Dataset records
•••

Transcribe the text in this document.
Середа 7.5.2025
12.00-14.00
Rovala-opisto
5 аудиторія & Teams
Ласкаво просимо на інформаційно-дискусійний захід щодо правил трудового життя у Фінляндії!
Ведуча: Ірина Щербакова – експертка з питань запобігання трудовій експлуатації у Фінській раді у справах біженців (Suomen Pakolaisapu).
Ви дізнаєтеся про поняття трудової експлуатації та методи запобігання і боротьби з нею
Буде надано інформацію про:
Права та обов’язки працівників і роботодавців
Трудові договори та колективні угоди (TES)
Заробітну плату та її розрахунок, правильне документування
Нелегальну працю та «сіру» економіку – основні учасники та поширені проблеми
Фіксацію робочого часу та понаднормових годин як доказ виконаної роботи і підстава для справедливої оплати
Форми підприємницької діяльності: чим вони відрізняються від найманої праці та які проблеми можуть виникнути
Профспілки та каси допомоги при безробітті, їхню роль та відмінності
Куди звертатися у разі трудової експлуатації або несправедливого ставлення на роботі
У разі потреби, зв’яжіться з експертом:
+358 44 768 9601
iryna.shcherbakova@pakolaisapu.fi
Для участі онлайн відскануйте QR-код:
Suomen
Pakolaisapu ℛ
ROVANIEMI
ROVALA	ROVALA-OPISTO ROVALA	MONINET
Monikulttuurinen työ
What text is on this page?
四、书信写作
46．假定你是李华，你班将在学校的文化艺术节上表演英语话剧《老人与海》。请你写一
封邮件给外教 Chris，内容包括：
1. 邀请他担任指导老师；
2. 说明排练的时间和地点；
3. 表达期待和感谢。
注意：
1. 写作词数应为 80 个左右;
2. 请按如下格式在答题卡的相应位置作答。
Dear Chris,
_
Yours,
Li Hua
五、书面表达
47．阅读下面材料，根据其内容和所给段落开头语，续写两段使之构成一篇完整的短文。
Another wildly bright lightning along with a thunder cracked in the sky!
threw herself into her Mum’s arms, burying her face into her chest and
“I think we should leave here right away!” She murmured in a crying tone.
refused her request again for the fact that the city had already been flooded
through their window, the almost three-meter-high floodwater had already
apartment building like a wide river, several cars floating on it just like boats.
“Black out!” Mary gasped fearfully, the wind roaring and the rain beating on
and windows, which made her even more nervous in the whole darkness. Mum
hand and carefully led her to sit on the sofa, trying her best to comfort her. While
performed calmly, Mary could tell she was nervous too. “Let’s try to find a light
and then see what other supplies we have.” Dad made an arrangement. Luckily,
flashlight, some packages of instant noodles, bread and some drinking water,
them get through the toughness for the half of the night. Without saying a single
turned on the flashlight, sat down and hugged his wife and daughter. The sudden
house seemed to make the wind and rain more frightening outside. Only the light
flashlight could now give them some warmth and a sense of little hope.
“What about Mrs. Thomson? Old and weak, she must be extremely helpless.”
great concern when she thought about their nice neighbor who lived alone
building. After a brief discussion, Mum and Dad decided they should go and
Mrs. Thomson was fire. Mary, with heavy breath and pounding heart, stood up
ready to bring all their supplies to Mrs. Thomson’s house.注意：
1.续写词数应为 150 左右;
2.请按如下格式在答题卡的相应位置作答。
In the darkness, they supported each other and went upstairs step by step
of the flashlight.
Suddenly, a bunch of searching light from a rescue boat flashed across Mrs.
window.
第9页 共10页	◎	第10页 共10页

•••

_WHAT TO DO_
Pick out and copy every line that contains the word "трудової".

_THE RESULT_
Ви дізнаєтеся про поняття трудової експлуатації та методи запобігання і боротьби з нею
Куди звертатися у разі трудової експлуатації або несправедливого ставлення на роботі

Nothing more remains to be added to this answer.